* To be done *
Copy the lines below without any change, from the first line through the line containing "qc-manual-hatpro: manual: [793, 334, 903, 368]", with both of those lines included.

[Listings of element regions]
----
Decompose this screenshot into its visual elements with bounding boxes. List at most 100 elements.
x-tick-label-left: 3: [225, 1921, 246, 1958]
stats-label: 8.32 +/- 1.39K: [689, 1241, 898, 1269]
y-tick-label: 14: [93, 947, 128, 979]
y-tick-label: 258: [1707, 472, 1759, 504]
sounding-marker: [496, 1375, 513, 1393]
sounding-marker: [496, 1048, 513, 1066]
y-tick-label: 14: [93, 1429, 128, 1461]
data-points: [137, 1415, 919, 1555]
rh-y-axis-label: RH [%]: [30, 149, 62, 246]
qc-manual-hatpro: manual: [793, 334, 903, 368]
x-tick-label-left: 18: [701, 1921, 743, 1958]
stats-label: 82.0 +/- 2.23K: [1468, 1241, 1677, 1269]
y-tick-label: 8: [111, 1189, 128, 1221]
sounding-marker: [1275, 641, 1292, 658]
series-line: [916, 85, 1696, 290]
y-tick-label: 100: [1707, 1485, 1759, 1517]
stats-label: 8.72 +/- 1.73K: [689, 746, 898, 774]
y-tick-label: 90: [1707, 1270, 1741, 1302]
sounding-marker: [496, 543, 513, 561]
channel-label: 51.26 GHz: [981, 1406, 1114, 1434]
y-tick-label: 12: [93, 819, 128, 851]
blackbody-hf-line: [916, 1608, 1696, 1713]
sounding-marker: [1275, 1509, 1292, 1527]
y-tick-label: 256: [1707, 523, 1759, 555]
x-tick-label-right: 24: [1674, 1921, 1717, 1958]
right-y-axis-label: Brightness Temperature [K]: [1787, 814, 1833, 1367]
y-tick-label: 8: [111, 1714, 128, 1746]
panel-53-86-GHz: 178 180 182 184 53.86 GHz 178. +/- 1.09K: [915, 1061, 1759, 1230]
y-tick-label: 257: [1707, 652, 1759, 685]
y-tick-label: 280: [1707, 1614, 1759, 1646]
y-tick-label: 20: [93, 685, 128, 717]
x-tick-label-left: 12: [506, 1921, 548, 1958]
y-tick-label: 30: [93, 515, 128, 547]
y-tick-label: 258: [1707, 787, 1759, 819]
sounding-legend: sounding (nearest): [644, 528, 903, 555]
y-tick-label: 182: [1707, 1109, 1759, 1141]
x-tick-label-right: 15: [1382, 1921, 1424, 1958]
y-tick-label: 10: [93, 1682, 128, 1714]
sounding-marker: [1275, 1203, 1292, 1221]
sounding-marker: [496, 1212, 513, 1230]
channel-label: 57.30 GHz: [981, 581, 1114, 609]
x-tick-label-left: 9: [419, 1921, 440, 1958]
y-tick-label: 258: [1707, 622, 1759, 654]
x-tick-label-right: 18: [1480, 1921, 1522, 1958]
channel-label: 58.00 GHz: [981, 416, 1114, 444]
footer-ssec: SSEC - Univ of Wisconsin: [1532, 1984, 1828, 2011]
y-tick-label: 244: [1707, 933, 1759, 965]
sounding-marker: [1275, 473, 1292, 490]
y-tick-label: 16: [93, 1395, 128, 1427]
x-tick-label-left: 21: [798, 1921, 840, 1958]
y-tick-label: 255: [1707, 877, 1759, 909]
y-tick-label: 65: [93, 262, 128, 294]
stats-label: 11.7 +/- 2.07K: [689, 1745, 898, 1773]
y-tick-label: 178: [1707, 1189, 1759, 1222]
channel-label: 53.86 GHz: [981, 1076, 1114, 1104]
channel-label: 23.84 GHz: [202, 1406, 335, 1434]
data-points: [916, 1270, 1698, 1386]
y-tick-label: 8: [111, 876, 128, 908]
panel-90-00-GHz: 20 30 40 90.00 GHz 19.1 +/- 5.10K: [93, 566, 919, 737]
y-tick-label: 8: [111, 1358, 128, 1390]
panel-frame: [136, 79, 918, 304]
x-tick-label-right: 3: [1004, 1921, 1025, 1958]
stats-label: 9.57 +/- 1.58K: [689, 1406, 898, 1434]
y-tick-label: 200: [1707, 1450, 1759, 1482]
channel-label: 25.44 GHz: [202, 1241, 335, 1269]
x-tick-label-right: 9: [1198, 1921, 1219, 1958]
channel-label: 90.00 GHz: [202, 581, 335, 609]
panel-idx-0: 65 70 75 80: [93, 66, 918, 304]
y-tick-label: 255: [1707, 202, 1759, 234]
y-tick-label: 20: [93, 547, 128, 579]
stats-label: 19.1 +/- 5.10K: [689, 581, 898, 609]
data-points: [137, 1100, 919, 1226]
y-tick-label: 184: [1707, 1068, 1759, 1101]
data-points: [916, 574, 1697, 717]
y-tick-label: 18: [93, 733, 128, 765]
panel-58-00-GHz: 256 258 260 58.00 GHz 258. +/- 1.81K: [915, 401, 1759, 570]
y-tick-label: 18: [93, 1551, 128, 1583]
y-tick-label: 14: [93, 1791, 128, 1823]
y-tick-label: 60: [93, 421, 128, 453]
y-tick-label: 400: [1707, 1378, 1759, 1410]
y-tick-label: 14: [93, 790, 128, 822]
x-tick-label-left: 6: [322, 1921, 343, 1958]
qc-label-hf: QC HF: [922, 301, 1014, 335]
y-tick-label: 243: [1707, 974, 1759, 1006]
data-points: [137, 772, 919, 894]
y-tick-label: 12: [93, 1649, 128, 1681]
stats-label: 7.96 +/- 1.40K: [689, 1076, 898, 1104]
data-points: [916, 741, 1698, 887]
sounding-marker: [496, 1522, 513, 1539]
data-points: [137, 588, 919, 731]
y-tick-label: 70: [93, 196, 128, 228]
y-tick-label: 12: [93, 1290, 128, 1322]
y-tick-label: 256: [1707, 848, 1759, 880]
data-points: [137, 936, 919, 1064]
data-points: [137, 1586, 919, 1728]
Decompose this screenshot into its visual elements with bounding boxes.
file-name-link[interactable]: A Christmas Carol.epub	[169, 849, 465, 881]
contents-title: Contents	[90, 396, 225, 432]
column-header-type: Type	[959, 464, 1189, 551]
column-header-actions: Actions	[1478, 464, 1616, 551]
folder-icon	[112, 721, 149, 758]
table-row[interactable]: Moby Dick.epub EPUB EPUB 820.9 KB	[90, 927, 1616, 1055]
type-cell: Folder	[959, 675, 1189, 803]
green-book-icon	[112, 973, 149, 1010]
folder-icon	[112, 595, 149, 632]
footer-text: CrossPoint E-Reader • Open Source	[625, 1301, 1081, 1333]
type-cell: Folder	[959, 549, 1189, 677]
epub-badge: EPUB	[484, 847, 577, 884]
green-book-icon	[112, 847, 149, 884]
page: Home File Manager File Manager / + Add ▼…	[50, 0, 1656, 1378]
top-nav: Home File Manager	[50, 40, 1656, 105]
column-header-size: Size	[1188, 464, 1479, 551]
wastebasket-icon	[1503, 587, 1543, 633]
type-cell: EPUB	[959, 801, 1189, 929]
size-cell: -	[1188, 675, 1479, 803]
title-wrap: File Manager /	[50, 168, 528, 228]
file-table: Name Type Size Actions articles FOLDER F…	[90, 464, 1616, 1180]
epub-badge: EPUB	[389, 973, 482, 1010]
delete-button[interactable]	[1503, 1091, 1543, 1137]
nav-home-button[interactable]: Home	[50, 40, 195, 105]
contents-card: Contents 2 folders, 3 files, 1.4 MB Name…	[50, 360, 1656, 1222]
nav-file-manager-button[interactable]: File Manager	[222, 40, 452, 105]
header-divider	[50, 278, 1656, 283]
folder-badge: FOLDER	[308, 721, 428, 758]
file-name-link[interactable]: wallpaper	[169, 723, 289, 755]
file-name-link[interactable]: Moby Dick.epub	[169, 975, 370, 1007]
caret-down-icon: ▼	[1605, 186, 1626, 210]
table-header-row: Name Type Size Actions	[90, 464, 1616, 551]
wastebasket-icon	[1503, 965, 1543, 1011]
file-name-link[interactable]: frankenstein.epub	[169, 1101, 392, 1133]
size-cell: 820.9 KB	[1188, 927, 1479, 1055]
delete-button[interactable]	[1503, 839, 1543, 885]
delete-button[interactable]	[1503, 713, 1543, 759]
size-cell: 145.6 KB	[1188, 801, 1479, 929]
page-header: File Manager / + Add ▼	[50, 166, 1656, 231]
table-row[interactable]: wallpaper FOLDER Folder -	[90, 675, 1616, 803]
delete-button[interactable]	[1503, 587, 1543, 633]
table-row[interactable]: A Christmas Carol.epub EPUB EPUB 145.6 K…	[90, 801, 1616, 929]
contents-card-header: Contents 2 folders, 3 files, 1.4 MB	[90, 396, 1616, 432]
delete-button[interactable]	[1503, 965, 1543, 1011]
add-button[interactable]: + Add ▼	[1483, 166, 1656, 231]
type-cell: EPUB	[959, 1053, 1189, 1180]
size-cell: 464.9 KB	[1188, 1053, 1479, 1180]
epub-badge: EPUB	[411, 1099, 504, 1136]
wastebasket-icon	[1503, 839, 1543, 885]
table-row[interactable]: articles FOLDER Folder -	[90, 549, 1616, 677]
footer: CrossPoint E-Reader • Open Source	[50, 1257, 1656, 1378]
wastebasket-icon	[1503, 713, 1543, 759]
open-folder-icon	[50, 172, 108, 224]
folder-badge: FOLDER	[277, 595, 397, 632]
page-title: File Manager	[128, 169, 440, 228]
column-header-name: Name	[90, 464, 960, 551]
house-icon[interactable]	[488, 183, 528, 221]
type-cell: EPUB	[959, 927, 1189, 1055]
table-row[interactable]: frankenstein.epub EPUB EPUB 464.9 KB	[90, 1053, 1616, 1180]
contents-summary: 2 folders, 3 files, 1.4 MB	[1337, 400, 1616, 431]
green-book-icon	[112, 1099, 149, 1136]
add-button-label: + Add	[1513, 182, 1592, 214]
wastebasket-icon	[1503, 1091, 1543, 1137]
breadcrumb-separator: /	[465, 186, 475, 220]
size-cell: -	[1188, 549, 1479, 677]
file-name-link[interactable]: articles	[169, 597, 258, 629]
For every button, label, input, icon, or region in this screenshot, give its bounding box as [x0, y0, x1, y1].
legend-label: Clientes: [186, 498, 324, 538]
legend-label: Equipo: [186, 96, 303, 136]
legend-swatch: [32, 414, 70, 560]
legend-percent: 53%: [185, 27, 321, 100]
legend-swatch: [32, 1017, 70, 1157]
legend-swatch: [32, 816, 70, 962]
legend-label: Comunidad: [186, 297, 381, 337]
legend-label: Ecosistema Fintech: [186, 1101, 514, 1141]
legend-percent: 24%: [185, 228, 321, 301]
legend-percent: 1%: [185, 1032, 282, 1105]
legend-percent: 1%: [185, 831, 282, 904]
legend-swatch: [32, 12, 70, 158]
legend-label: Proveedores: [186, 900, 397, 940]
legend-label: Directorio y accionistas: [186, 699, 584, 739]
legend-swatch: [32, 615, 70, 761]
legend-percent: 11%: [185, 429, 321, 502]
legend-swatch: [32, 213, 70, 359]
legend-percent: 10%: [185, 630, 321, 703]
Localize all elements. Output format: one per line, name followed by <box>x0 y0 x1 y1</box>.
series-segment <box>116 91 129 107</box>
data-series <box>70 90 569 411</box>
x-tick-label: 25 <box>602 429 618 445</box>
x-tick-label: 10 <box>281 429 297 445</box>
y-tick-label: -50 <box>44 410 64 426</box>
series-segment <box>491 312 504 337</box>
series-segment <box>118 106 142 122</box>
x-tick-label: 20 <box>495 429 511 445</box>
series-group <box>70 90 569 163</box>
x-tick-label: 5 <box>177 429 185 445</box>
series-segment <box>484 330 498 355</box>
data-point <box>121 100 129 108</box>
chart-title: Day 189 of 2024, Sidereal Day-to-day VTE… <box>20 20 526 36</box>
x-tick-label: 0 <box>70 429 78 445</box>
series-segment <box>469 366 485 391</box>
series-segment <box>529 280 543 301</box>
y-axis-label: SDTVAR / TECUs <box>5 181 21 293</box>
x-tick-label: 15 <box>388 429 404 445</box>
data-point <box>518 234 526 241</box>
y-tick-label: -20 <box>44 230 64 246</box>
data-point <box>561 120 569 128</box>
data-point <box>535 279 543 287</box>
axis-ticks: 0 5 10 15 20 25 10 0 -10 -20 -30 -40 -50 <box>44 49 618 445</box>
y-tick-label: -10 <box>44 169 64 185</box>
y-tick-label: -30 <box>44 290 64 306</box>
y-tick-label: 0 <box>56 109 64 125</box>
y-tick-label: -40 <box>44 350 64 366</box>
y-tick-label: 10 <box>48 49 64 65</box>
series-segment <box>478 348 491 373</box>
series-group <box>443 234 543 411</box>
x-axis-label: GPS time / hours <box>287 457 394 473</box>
----
* Answer *
Decompose this screenshot into its visual elements with bounding boxes. List at most 100 elements.
x-tick-label-left: 3: [225, 1921, 246, 1958]
stats-label: 8.32 +/- 1.39K: [689, 1241, 898, 1269]
y-tick-label: 14: [93, 947, 128, 979]
y-tick-label: 258: [1707, 472, 1759, 504]
sounding-marker: [496, 1375, 513, 1393]
sounding-marker: [496, 1048, 513, 1066]
y-tick-label: 14: [93, 1429, 128, 1461]
data-points: [137, 1415, 919, 1555]
rh-y-axis-label: RH [%]: [30, 149, 62, 246]
qc-manual-hatpro: manual: [793, 334, 903, 368]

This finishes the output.